*** Opening Data under study ***

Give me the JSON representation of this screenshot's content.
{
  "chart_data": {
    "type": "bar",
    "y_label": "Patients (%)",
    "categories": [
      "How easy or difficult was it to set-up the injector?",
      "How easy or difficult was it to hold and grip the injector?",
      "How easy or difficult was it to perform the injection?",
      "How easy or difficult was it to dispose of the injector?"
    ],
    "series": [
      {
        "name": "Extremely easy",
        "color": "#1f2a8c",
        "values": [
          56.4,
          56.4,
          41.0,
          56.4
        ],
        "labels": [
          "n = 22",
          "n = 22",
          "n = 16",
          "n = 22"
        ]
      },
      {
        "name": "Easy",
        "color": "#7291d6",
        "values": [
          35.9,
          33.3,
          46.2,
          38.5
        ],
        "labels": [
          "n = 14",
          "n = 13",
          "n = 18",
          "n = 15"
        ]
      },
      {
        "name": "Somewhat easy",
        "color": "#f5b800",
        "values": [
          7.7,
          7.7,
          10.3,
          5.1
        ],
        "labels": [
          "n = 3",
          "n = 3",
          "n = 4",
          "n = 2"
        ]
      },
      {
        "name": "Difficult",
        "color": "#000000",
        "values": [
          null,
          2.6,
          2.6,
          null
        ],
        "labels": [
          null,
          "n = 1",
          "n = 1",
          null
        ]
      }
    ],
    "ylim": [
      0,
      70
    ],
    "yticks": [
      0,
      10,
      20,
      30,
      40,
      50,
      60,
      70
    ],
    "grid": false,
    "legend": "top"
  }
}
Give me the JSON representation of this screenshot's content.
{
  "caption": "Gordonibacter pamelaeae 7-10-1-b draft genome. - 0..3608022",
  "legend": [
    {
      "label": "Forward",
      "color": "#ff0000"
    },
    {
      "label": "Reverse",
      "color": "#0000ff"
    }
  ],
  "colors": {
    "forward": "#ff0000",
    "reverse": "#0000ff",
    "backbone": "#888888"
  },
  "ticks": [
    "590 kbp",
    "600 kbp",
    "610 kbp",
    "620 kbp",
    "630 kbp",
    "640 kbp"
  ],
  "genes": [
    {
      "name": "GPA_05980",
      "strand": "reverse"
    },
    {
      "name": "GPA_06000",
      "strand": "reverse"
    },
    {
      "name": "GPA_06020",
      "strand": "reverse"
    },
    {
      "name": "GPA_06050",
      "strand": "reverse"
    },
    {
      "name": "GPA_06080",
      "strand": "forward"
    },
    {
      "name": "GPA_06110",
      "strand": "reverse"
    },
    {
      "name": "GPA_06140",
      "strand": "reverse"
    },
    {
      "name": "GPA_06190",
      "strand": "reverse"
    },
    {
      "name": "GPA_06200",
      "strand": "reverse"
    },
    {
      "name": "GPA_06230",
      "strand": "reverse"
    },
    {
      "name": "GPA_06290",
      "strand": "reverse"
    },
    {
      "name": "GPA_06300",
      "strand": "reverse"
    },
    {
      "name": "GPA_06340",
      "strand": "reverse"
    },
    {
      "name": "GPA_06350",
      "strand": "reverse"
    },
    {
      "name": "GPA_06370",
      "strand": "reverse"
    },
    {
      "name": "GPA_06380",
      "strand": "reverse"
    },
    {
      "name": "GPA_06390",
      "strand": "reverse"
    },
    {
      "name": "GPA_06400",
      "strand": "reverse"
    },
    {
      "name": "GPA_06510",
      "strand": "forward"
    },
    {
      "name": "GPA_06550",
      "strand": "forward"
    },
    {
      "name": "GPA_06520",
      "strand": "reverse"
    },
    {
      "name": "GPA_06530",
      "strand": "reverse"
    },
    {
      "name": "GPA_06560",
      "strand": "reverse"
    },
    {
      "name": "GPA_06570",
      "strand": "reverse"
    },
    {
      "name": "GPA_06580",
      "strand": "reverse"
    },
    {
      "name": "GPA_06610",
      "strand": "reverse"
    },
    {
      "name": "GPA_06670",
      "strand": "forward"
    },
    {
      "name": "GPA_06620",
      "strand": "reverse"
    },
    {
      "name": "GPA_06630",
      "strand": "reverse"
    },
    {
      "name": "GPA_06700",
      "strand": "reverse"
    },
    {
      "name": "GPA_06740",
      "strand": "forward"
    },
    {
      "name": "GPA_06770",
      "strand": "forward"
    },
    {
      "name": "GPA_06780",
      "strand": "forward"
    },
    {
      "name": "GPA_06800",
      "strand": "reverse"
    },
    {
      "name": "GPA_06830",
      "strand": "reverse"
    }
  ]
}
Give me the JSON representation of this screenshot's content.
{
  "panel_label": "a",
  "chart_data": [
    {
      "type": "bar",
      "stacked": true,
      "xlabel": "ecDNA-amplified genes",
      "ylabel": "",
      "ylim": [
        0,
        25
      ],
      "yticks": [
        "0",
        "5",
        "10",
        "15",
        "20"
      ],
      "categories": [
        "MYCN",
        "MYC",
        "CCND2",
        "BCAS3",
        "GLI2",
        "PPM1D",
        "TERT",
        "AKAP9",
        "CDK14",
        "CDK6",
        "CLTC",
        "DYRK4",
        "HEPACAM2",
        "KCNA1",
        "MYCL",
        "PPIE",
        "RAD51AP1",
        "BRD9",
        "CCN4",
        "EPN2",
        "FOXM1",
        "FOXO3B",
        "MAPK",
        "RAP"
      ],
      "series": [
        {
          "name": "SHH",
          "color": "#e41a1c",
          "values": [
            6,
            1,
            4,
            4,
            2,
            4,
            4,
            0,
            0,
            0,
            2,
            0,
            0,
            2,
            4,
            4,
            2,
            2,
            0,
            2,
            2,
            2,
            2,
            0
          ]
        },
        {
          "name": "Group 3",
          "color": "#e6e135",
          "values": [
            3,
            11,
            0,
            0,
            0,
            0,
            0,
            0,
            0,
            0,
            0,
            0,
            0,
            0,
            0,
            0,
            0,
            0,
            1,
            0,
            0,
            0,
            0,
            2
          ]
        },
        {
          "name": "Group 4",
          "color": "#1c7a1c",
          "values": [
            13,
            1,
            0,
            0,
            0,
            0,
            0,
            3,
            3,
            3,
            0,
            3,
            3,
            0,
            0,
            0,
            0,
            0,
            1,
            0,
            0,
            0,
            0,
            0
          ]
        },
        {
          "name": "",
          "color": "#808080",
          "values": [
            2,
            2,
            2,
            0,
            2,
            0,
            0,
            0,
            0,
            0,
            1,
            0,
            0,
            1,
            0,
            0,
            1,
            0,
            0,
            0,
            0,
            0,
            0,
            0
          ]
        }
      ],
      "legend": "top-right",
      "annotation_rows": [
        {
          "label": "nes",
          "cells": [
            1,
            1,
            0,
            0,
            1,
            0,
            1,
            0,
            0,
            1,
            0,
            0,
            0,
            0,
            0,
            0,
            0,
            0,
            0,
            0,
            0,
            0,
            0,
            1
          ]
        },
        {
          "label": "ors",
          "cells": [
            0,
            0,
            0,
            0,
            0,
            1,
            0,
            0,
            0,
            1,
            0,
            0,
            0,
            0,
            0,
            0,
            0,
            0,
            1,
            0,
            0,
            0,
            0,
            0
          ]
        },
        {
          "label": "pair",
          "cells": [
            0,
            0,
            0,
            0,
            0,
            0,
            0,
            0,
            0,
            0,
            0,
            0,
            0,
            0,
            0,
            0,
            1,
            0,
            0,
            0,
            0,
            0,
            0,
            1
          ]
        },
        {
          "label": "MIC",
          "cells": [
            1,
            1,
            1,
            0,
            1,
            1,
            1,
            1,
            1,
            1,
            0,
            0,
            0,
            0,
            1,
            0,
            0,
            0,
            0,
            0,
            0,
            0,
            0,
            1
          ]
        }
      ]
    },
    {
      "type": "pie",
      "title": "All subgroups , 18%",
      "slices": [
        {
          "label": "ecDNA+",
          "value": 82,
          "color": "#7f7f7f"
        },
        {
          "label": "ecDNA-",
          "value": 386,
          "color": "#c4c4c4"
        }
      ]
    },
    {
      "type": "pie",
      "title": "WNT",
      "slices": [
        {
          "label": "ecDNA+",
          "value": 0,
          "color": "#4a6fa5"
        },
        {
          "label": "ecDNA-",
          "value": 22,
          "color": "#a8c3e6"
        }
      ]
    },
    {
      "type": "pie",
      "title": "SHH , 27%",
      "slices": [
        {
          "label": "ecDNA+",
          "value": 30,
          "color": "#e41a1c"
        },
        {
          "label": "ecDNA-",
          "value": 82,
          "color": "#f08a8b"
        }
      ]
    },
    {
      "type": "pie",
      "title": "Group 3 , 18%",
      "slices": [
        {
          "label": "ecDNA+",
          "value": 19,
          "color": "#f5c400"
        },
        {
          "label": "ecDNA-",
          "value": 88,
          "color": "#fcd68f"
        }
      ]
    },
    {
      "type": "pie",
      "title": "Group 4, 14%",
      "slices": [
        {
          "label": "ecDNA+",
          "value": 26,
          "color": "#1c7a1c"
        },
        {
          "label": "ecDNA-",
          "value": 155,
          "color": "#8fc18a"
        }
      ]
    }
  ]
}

*** Closing Data under study ***

## Try it
Going through the records above line by line, tally those with the word "injector" and answer with the number only.

## Response area
3